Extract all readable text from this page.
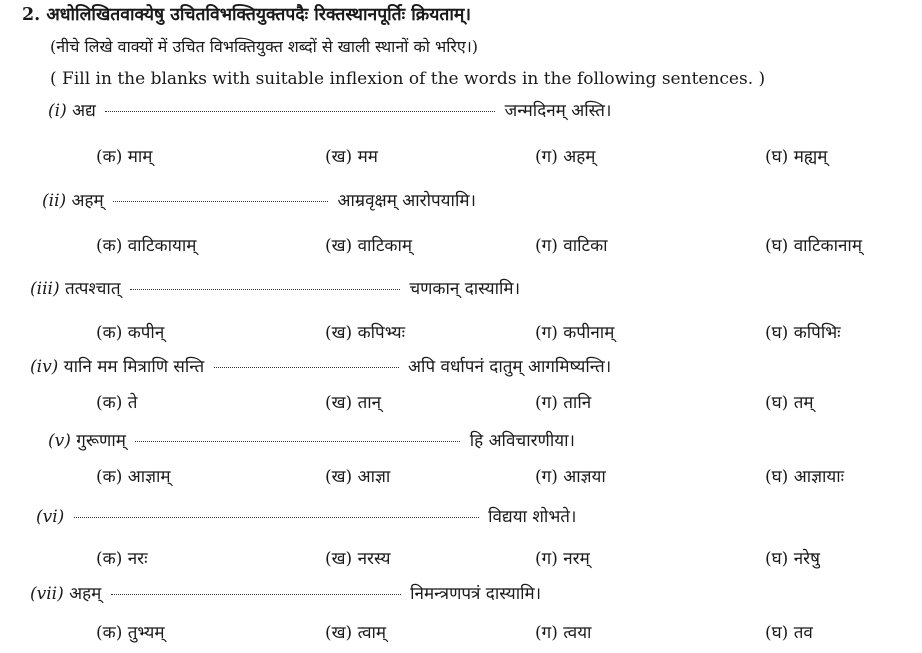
2. अधोलिखितवाक्येषु उचितविभक्तियुक्तपदैः रिक्तस्थानपूर्तिः क्रियताम्।
(नीचे लिखे वाक्यों में उचित विभक्तियुक्त शब्दों से खाली स्थानों को भरिए।)
( Fill in the blanks with suitable inflexion of the words in the following sentences. )
(i) अद्य	जन्मदिनम् अस्ति।
(क) माम्	(ख) मम	(ग) अहम्	(घ) मह्यम्
(ii) अहम्	आम्रवृक्षम् आरोपयामि।
(क) वाटिकायाम्	(ख) वाटिकाम्	(ग) वाटिका	(घ) वाटिकानाम्
(iii) तत्पश्चात्	चणकान् दास्यामि।
(क) कपीन्	(ख) कपिभ्यः	(ग) कपीनाम्	(घ) कपिभिः
(iv) यानि मम मित्राणि सन्ति	अपि वर्धापनं दातुम् आगमिष्यन्ति।
(क) ते	(ख) तान्	(ग) तानि	(घ) तम्
(v) गुरूणाम्	हि अविचारणीया।
(क) आज्ञाम्	(ख) आज्ञा	(ग) आज्ञया	(घ) आज्ञायाः
(vi)	विद्यया शोभते।
(क) नरः	(ख) नरस्य	(ग) नरम्	(घ) नरेषु
(vii) अहम्	निमन्त्रणपत्रं दास्यामि।
(क) तुभ्यम्	(ख) त्वाम्	(ग) त्वया	(घ) तव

Stated goal.
Set down the lines of the records above exactly, apart from the pictures.

Final answer.
Extract all readable text from this page.
2. अधोलिखितवाक्येषु उचितविभक्तियुक्तपदैः रिक्तस्थानपूर्तिः क्रियताम्।
(नीचे लिखे वाक्यों में उचित विभक्तियुक्त शब्दों से खाली स्थानों को भरिए।)
( Fill in the blanks with suitable inflexion of the words in the following sentences. )
(i) अद्य	जन्मदिनम् अस्ति।
(क) माम्	(ख) मम	(ग) अहम्	(घ) मह्यम्
(ii) अहम्	आम्रवृक्षम् आरोपयामि।
(क) वाटिकायाम्	(ख) वाटिकाम्	(ग) वाटिका	(घ) वाटिकानाम्
(iii) तत्पश्चात्	चणकान् दास्यामि।
(क) कपीन्	(ख) कपिभ्यः	(ग) कपीनाम्	(घ) कपिभिः
(iv) यानि मम मित्राणि सन्ति	अपि वर्धापनं दातुम् आगमिष्यन्ति।
(क) ते	(ख) तान्	(ग) तानि	(घ) तम्
(v) गुरूणाम्	हि अविचारणीया।
(क) आज्ञाम्	(ख) आज्ञा	(ग) आज्ञया	(घ) आज्ञायाः
(vi)	विद्यया शोभते।
(क) नरः	(ख) नरस्य	(ग) नरम्	(घ) नरेषु
(vii) अहम्	निमन्त्रणपत्रं दास्यामि।
(क) तुभ्यम्	(ख) त्वाम्	(ग) त्वया	(घ) तव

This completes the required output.